Quand j’écris, j’essaie de ne pas penser à ce que diront les autres, de ne rien changer en fonction du déplaisir que pourra me causer leur jugement. J’y parviens au moment de l’écriture, le plus souvent. Mais à la relecture, je cesse soudain d’écrire pour un lecteur idéal, complice, empathique, et le spectre de la critique surgit. Alors je me ligote les mains pour ne pas me censurer, pour ne pas envisager trop précisément ce que tel ou tel en dira. Ne pas envisager les armes qu’ils se feront contre moi avec mes mots, ces passages que l’on extrait du texte et qui sont du bois pour les flèches. Je me dis parfois que si j’ai du mal à assumer un passage, c’est peut-être qu’il est important de le conserver. Je ne voudrais pas écrire dans un roman ce que je peux dire à mes collègues entre deux portes. Je ne voudrais pas plier devant la menace du regard d’autrui, céder au politiquement correct et au chantage affectif.

Je me relis avec la malveillance la plus acérée, pour ne pas risquer d’être surprise lorsqu’elle viendra d’ailleurs. Un long entraînement me rend très performante à cet exercice d’anticipation. Mais chacun son travail: certains créent, d’autres jugent. Tous les jugements sont légitimes. C’est le jeu: publier un livre, c’est le confier au regard d’autrui. Michel Leiris voulait s’exposer dans une littérature qui serait pour lui le même risque, la même blessure que la corne du taureau pour le torero. La corne littéraire a besoin du lecteur pour matérialiser sa pointe, son tranchant.

Il m’arrive aujourd’hui de jouir de ce tranchant. Jouir de déplaire, c’est comme rire jaune, le plaisir est limité… Mais le consensus est une pauvre chose. En art, la mollesse est pire que l’échec. Blanche Gardin résume: «Je ne suis pas en train de vous vendre un produit, je ne suis pas en train de tenter de vous satisfaire.»

Les seules fictions qui ne dérangent personne sont celles qui sont écrites par plusieurs cerveaux, industriellement, comme un aliment transformé et dopé aux conservateurs et aux agents de saveur pour répondre aux besoins déjà existants du consommateur tout en le prolongeant dans son état d’abrutissement et de dépendance. Les séries produites par Netflix sont aussi délicieuses que les lasagnes surgelées de mon enfance dans lesquelles on a fini par trouver de la viande de cheval.
_ _ _ _
• _Travail à réaliser_: Reprenez le texte sur l'écriture et le regard d'autrui juste après sa dernière phrase, et poursuivez-le.

(Relevés des éléments de mise en page encadrés)
_ _ _ _
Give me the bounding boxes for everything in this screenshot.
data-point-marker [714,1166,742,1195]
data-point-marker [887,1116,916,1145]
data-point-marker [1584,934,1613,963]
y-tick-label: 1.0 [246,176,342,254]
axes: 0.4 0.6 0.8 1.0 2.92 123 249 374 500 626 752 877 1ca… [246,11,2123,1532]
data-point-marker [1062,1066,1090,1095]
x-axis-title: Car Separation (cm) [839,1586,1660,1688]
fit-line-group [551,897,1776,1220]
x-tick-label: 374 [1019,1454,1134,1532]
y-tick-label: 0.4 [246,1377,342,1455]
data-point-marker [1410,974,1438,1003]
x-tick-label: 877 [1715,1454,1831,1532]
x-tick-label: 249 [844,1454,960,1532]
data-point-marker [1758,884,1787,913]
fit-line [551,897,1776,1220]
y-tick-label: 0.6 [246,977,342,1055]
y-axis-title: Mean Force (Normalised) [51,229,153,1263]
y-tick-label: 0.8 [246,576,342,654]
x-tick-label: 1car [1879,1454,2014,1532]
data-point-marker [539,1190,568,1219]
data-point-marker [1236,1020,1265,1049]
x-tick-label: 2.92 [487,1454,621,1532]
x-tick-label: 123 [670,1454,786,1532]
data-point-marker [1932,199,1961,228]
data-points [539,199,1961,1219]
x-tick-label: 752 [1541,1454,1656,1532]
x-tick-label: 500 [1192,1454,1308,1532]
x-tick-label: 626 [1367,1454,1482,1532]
_ _ _ _
• _Résultat de l'exercice_:
À l’heure du care et du confort, déplaire — pire: déranger — requiert du courage. Faut-il encore en avoir la possibilité, c’est à-dire une conviction à défendre et une autonomie financière.

En 1907, Alfred Jarry dut interrompre Ubu roi au bout de trois représentations tant sa pièce déplaisait au public. En 1959, le critique du Figaro Jean-Jacques Gautier prétendait que dix ans plus tard tout le monde aurait oublié Ionesco. Jean Anouilh jouait dans une petite salle qu’il peinait à remplir. L’histoire de l’art est pleine de visionnaires impopulaires. Si l’on n’avait dû produire que des œuvres satisfaisantes, répondant aux critères et aux «évaluations» du public, les avant-gardes auraient-elles fini un jour par déborder des marges?

«Nous vivons dans des sociétés mafieuses et démocratiques où le courage n’est plus enseigné», écrivait la philosophe Cynthia Fleury, dans La fin du courage (Fayard, 2010). Les soirs d’élections, je me demande souvent ce qui distingue démocratie et démagogie, et ce que les artistes peuvent pour faire entendre la nécessaire primauté du collectif sur l’individu, eux qui sont si souvent tournés sur eux-mêmes, à leur écoute prioritairement — je ne prétends pas mieux faire.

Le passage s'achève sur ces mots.